- [SELECTED PASSAGE]:
----------------------------------------

In the post-Cold War period, with the Soviet challenge removed from the continent, Africa has witnessed dwindling American foreign policy interest, save for U.S. crisis intervention, and, of course, Washington’s support for South Africa’s anti-apartheid movement.

Albright’s visit to sub-Saharan Africa is only the second by a U.S. secretary of State in the post-Cold War period. Warren Christopher, who logged more travel than any of his predecessors, toured the region in 1996, late in his term. His Cold War predecessors, George P. Shultz and James A. Baker III, also visited these areas only rarely.

After her OAU speech, Albright visited a high school to talk to members of the Civic Education Club--now an established part of the travel routine for the professor turned diplomat.

----------------------------------------

- [DATA PROVIDED]:
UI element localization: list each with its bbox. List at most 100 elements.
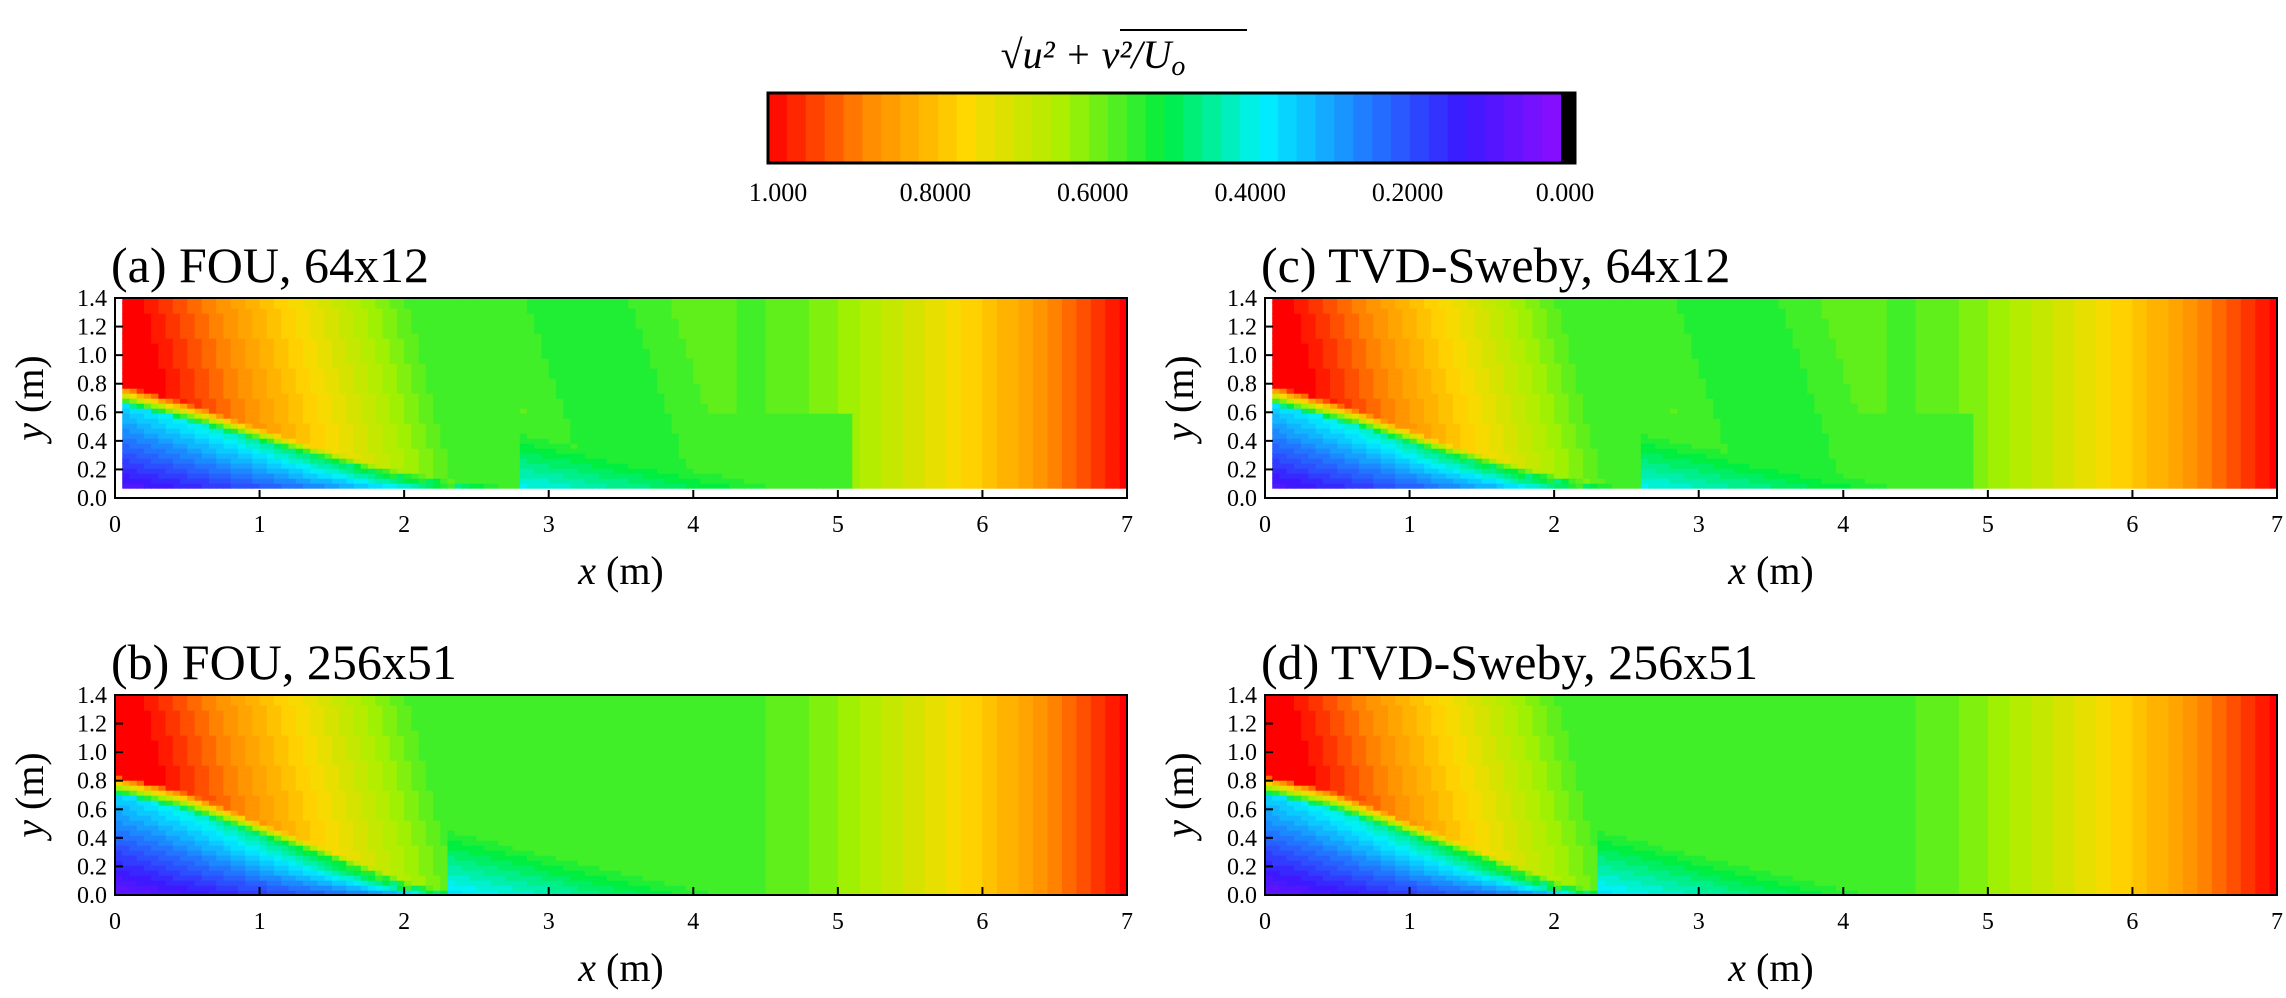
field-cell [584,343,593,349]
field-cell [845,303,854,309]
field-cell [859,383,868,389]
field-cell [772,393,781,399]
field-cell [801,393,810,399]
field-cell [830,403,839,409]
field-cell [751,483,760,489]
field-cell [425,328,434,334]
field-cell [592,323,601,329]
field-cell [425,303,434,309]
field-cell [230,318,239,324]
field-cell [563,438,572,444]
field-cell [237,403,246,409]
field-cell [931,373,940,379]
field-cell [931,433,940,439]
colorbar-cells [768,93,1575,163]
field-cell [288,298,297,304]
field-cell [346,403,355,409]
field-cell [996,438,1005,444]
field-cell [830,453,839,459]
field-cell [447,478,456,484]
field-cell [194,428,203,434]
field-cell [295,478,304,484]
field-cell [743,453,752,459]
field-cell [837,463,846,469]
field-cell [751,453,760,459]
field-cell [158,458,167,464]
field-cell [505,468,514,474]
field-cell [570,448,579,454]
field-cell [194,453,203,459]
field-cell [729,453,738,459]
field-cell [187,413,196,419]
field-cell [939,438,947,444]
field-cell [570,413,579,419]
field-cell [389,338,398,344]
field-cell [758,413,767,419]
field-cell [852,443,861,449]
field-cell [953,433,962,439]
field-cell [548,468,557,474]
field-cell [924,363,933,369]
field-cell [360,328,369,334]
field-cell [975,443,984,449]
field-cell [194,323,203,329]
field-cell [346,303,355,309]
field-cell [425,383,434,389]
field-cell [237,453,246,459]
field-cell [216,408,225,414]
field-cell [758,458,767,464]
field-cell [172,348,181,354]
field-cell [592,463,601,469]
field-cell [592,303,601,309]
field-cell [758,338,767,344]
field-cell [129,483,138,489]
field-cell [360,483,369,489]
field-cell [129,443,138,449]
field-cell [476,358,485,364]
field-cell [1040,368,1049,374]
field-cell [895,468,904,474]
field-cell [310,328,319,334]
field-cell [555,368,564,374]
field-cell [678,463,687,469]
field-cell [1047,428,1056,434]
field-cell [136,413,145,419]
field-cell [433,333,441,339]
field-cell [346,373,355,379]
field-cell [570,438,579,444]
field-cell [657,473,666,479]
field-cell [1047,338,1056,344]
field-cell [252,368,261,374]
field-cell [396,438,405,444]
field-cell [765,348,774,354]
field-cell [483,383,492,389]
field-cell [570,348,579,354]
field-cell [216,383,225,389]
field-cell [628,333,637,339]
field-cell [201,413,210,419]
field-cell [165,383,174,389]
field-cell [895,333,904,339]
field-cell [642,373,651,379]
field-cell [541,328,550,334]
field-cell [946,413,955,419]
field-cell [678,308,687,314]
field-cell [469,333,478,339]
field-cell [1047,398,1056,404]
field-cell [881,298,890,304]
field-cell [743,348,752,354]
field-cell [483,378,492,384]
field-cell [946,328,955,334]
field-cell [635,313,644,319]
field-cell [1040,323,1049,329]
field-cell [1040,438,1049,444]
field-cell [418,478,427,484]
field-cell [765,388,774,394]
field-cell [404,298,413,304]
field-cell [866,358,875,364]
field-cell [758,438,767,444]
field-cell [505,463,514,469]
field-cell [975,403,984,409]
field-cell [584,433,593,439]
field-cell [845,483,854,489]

----------------------------------------

- [WRITTEN PROBLEM A]:
Quote the rows word for word, starting at the row containing "field-cell [584,343,593,349]" and ending at the row containing "field-cell [758,413,767,419]".
- [WRITTEN PROBLEM B]:
Continue the passage on U.S. policy toward Africa, picking up after its final sentence.
The rows are unrelated to the passage on U.S. policy toward Africa.

- [EXERCISE RESULT A]:
field-cell [584,343,593,349]
field-cell [845,303,854,309]
field-cell [859,383,868,389]
field-cell [772,393,781,399]
field-cell [801,393,810,399]
field-cell [830,403,839,409]
field-cell [751,483,760,489]
field-cell [425,328,434,334]
field-cell [592,323,601,329]
field-cell [425,303,434,309]
field-cell [230,318,239,324]
field-cell [563,438,572,444]
field-cell [237,403,246,409]
field-cell [931,373,940,379]
field-cell [931,433,940,439]
colorbar-cells [768,93,1575,163]
field-cell [288,298,297,304]
field-cell [346,403,355,409]
field-cell [996,438,1005,444]
field-cell [830,453,839,459]
field-cell [447,478,456,484]
field-cell [194,428,203,434]
field-cell [295,478,304,484]
field-cell [743,453,752,459]
field-cell [837,463,846,469]
field-cell [751,453,760,459]
field-cell [158,458,167,464]
field-cell [505,468,514,474]
field-cell [570,448,579,454]
field-cell [194,453,203,459]
field-cell [729,453,738,459]
field-cell [187,413,196,419]
field-cell [939,438,947,444]
field-cell [570,413,579,419]
field-cell [389,338,398,344]
field-cell [758,413,767,419]

- [EXERCISE RESULT B]:
In response to a student’s question, Albright said Africa’s tragedy was that it was oppressed by colonial overlords for a century and by rapacious and repressive local leaders in the three decades since. At the same time, though, she endorsed the Ethiopian government of Prime Minister Meles Zenawi as one that “meets these responsibilities” of democracy and free-market economics.

Still, when Albright met privately with Meles earlier in the day, she agreed to the Ethiopian leader’s policy of refusing to allow representatives of opposition newspapers to cover events at his office. Opposition leaders say Meles has imposed tough limits on the media and has restricted other freedoms. But the international community views his regime as an improvement after the brutal Communist government of Mengistu Haile Mariam.